MATERIAL PROVIDED
===

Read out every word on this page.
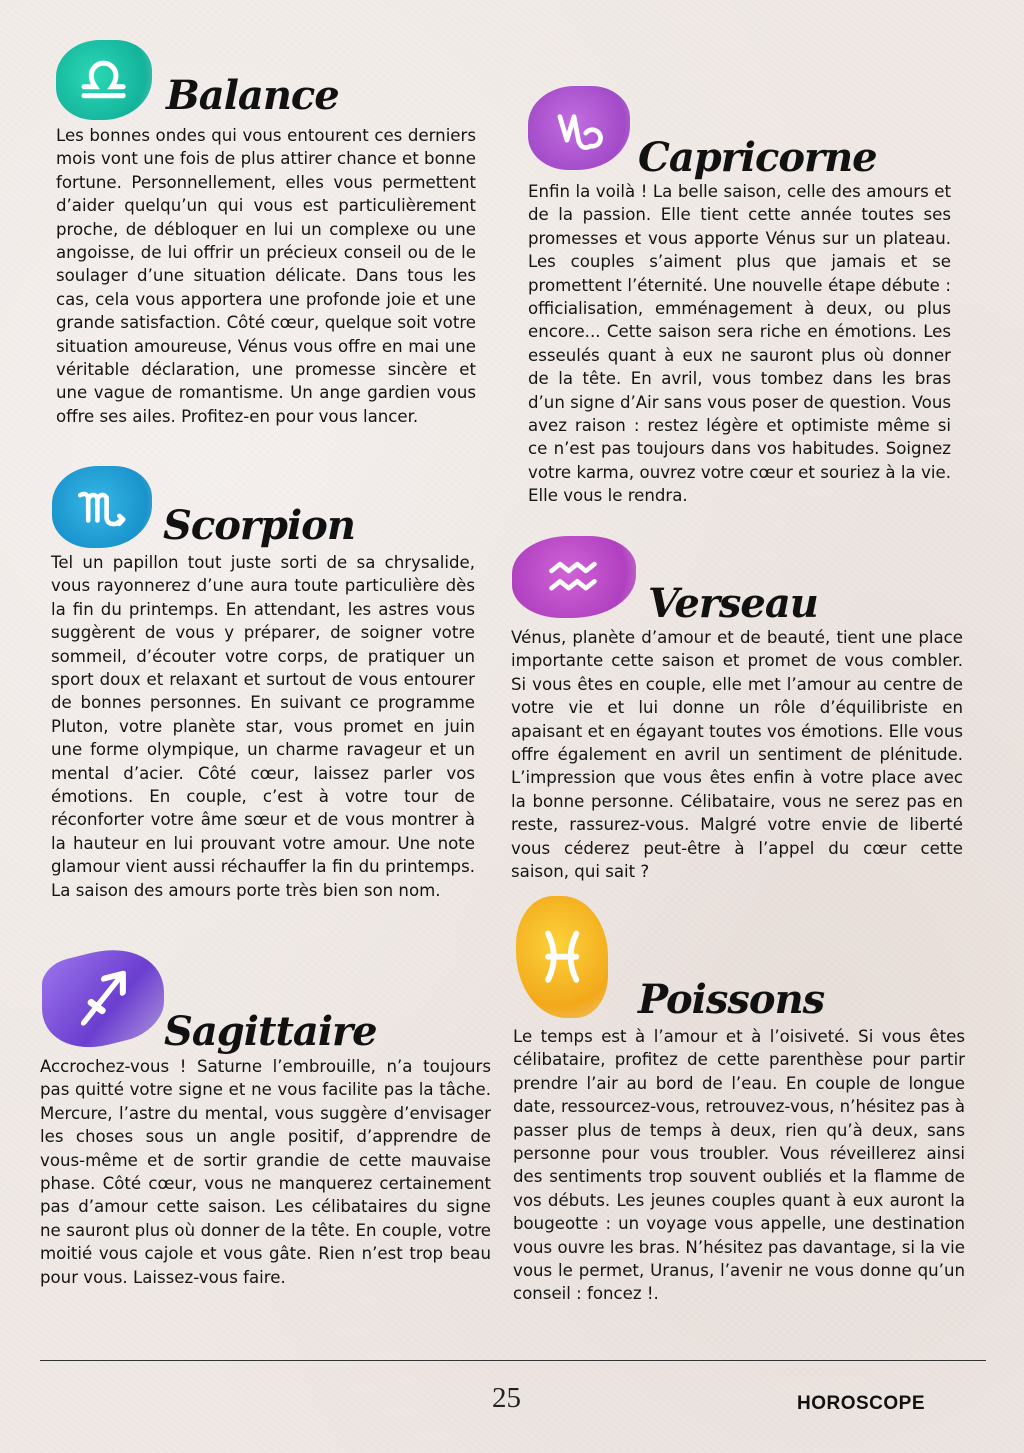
Balance

Les bonnes ondes qui vous entourent ces derniers mois vont une fois de plus attirer chance et bonne fortune. Personnellement, elles vous permettent d’aider quelqu’un qui vous est particulièrement proche, de débloquer en lui un complexe ou une angoisse, de lui offrir un précieux conseil ou de le soulager d’une situation délicate. Dans tous les cas, cela vous apportera une profonde joie et une grande satisfaction. Côté cœur, quelque soit votre situation amoureuse, Vénus vous offre en mai une véritable déclaration, une promesse sincère et une vague de romantisme. Un ange gardien vous offre ses ailes. Profitez-en pour vous lancer.

Capricorne

Enfin la voilà ! La belle saison, celle des amours et de la passion. Elle tient cette année toutes ses promesses et vous apporte Vénus sur un plateau. Les couples s’aiment plus que jamais et se promettent l’éternité. Une nouvelle étape débute : officialisation, emménagement à deux, ou plus encore... Cette saison sera riche en émotions. Les esseulés quant à eux ne sauront plus où donner de la tête. En avril, vous tombez dans les bras d’un signe d’Air sans vous poser de question. Vous avez raison : restez légère et optimiste même si ce n’est pas toujours dans vos habitudes. Soignez votre karma, ouvrez votre cœur et souriez à la vie. Elle vous le rendra.

Scorpion

Tel un papillon tout juste sorti de sa chrysalide, vous rayonnerez d’une aura toute particulière dès la fin du printemps. En attendant, les astres vous suggèrent de vous y préparer, de soigner votre sommeil, d’écouter votre corps, de pratiquer un sport doux et relaxant et surtout de vous entourer de bonnes personnes. En suivant ce programme Pluton, votre planète star, vous promet en juin une forme olympique, un charme ravageur et un mental d’acier. Côté cœur, laissez parler vos émotions. En couple, c’est à votre tour de réconforter votre âme sœur et de vous montrer à la hauteur en lui prouvant votre amour. Une note glamour vient aussi réchauffer la fin du printemps. La saison des amours porte très bien son nom.

Verseau

Vénus, planète d’amour et de beauté, tient une place importante cette saison et promet de vous combler. Si vous êtes en couple, elle met l’amour au centre de votre vie et lui donne un rôle d’équilibriste en apaisant et en égayant toutes vos émotions. Elle vous offre également en avril un sentiment de plénitude. L’impression que vous êtes enfin à votre place avec la bonne personne. Célibataire, vous ne serez pas en reste, rassurez-vous. Malgré votre envie de liberté vous céderez peut-être à l’appel du cœur cette saison, qui sait ?

Sagittaire

Accrochez-vous ! Saturne l’embrouille, n’a toujours pas quitté votre signe et ne vous facilite pas la tâche. Mercure, l’astre du mental, vous suggère d’envisager les choses sous un angle positif, d’apprendre de vous-même et de sortir grandie de cette mauvaise phase. Côté cœur, vous ne manquerez certainement pas d’amour cette saison. Les célibataires du signe ne sauront plus où donner de la tête. En couple, votre moitié vous cajole et vous gâte. Rien n’est trop beau pour vous. Laissez-vous faire.

Poissons

Le temps est à l’amour et à l’oisiveté. Si vous êtes célibataire, profitez de cette parenthèse pour partir prendre l’air au bord de l’eau. En couple de longue date, ressourcez-vous, retrouvez-vous, n’hésitez pas à passer plus de temps à deux, rien qu’à deux, sans personne pour vous troubler. Vous réveillerez ainsi des sentiments trop souvent oubliés et la flamme de vos débuts. Les jeunes couples quant à eux auront la bougeotte : un voyage vous appelle, une destination vous ouvre les bras. N’hésitez pas davantage, si la vie vous le permet, Uranus, l’avenir ne vous donne qu’un conseil : foncez !.

25	HOROSCOPE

===

EXERCISE DESCRIPTION
Without the pictures, write out every entry precisely as it appears.

EXERCISE OUTPUT
Read out every word on this page.
Balance

Les bonnes ondes qui vous entourent ces derniers mois vont une fois de plus attirer chance et bonne fortune. Personnellement, elles vous permettent d’aider quelqu’un qui vous est particulièrement proche, de débloquer en lui un complexe ou une angoisse, de lui offrir un précieux conseil ou de le soulager d’une situation délicate. Dans tous les cas, cela vous apportera une profonde joie et une grande satisfaction. Côté cœur, quelque soit votre situation amoureuse, Vénus vous offre en mai une véritable déclaration, une promesse sincère et une vague de romantisme. Un ange gardien vous offre ses ailes. Profitez-en pour vous lancer.

Capricorne

Enfin la voilà ! La belle saison, celle des amours et de la passion. Elle tient cette année toutes ses promesses et vous apporte Vénus sur un plateau. Les couples s’aiment plus que jamais et se promettent l’éternité. Une nouvelle étape débute : officialisation, emménagement à deux, ou plus encore... Cette saison sera riche en émotions. Les esseulés quant à eux ne sauront plus où donner de la tête. En avril, vous tombez dans les bras d’un signe d’Air sans vous poser de question. Vous avez raison : restez légère et optimiste même si ce n’est pas toujours dans vos habitudes. Soignez votre karma, ouvrez votre cœur et souriez à la vie. Elle vous le rendra.

Scorpion

Tel un papillon tout juste sorti de sa chrysalide, vous rayonnerez d’une aura toute particulière dès la fin du printemps. En attendant, les astres vous suggèrent de vous y préparer, de soigner votre sommeil, d’écouter votre corps, de pratiquer un sport doux et relaxant et surtout de vous entourer de bonnes personnes. En suivant ce programme Pluton, votre planète star, vous promet en juin une forme olympique, un charme ravageur et un mental d’acier. Côté cœur, laissez parler vos émotions. En couple, c’est à votre tour de réconforter votre âme sœur et de vous montrer à la hauteur en lui prouvant votre amour. Une note glamour vient aussi réchauffer la fin du printemps. La saison des amours porte très bien son nom.

Verseau

Vénus, planète d’amour et de beauté, tient une place importante cette saison et promet de vous combler. Si vous êtes en couple, elle met l’amour au centre de votre vie et lui donne un rôle d’équilibriste en apaisant et en égayant toutes vos émotions. Elle vous offre également en avril un sentiment de plénitude. L’impression que vous êtes enfin à votre place avec la bonne personne. Célibataire, vous ne serez pas en reste, rassurez-vous. Malgré votre envie de liberté vous céderez peut-être à l’appel du cœur cette saison, qui sait ?

Sagittaire

Accrochez-vous ! Saturne l’embrouille, n’a toujours pas quitté votre signe et ne vous facilite pas la tâche. Mercure, l’astre du mental, vous suggère d’envisager les choses sous un angle positif, d’apprendre de vous-même et de sortir grandie de cette mauvaise phase. Côté cœur, vous ne manquerez certainement pas d’amour cette saison. Les célibataires du signe ne sauront plus où donner de la tête. En couple, votre moitié vous cajole et vous gâte. Rien n’est trop beau pour vous. Laissez-vous faire.

Poissons

Le temps est à l’amour et à l’oisiveté. Si vous êtes célibataire, profitez de cette parenthèse pour partir prendre l’air au bord de l’eau. En couple de longue date, ressourcez-vous, retrouvez-vous, n’hésitez pas à passer plus de temps à deux, rien qu’à deux, sans personne pour vous troubler. Vous réveillerez ainsi des sentiments trop souvent oubliés et la flamme de vos débuts. Les jeunes couples quant à eux auront la bougeotte : un voyage vous appelle, une destination vous ouvre les bras. N’hésitez pas davantage, si la vie vous le permet, Uranus, l’avenir ne vous donne qu’un conseil : foncez !.

25	HOROSCOPE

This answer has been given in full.